'''
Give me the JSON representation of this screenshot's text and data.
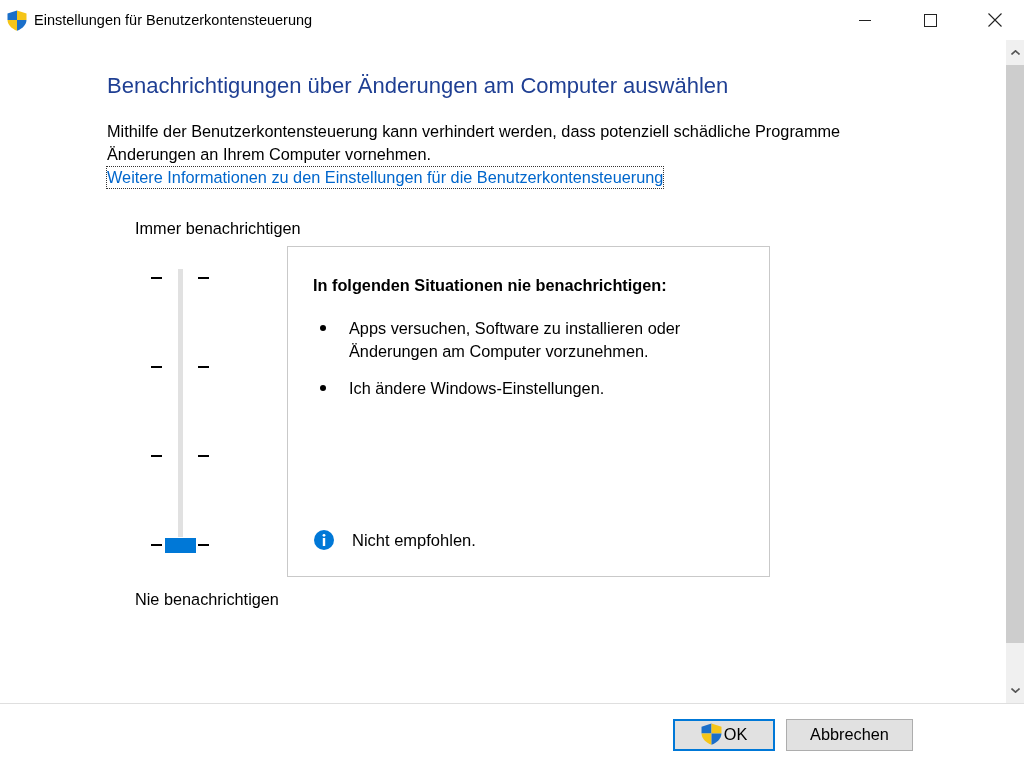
{
  "window": {
    "title": "Einstellungen für Benutzerkontensteuerung"
  },
  "heading": "Benachrichtigungen über Änderungen am Computer auswählen",
  "description": "Mithilfe der Benutzerkontensteuerung kann verhindert werden, dass potenziell schädliche Programme Änderungen an Ihrem Computer vornehmen.",
  "info_link": {
    "label": "Weitere Informationen zu den Einstellungen für die Benutzerkontensteuerung",
    "focused": true
  },
  "slider": {
    "top_label": "Immer benachrichtigen",
    "bottom_label": "Nie benachrichtigen",
    "level": 0
  },
  "details": {
    "title": "In folgenden Situationen nie benachrichtigen:",
    "items": [
      "Apps versuchen, Software zu installieren oder Änderungen am Computer vorzunehmen.",
      "Ich ändere Windows-Einstellungen."
    ],
    "note": "Nicht empfohlen."
  },
  "buttons": [
    {
      "label": "OK",
      "kind": "elevated",
      "default": true
    },
    {
      "label": "Abbrechen",
      "kind": "plain",
      "default": false
    }
  ]
}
'''
PROBLEM TO WORK ON:
Without including the pictures, reproduce all entries exactly.

CORRECT OUTPUT:
Give me the JSON representation of this screenshot's text and data.
{
  "window": {
    "title": "Einstellungen für Benutzerkontensteuerung"
  },
  "heading": "Benachrichtigungen über Änderungen am Computer auswählen",
  "description": "Mithilfe der Benutzerkontensteuerung kann verhindert werden, dass potenziell schädliche Programme Änderungen an Ihrem Computer vornehmen.",
  "info_link": {
    "label": "Weitere Informationen zu den Einstellungen für die Benutzerkontensteuerung",
    "focused": true
  },
  "slider": {
    "top_label": "Immer benachrichtigen",
    "bottom_label": "Nie benachrichtigen",
    "level": 0
  },
  "details": {
    "title": "In folgenden Situationen nie benachrichtigen:",
    "items": [
      "Apps versuchen, Software zu installieren oder Änderungen am Computer vorzunehmen.",
      "Ich ändere Windows-Einstellungen."
    ],
    "note": "Nicht empfohlen."
  },
  "buttons": [
    {
      "label": "OK",
      "kind": "elevated",
      "default": true
    },
    {
      "label": "Abbrechen",
      "kind": "plain",
      "default": false
    }
  ]
}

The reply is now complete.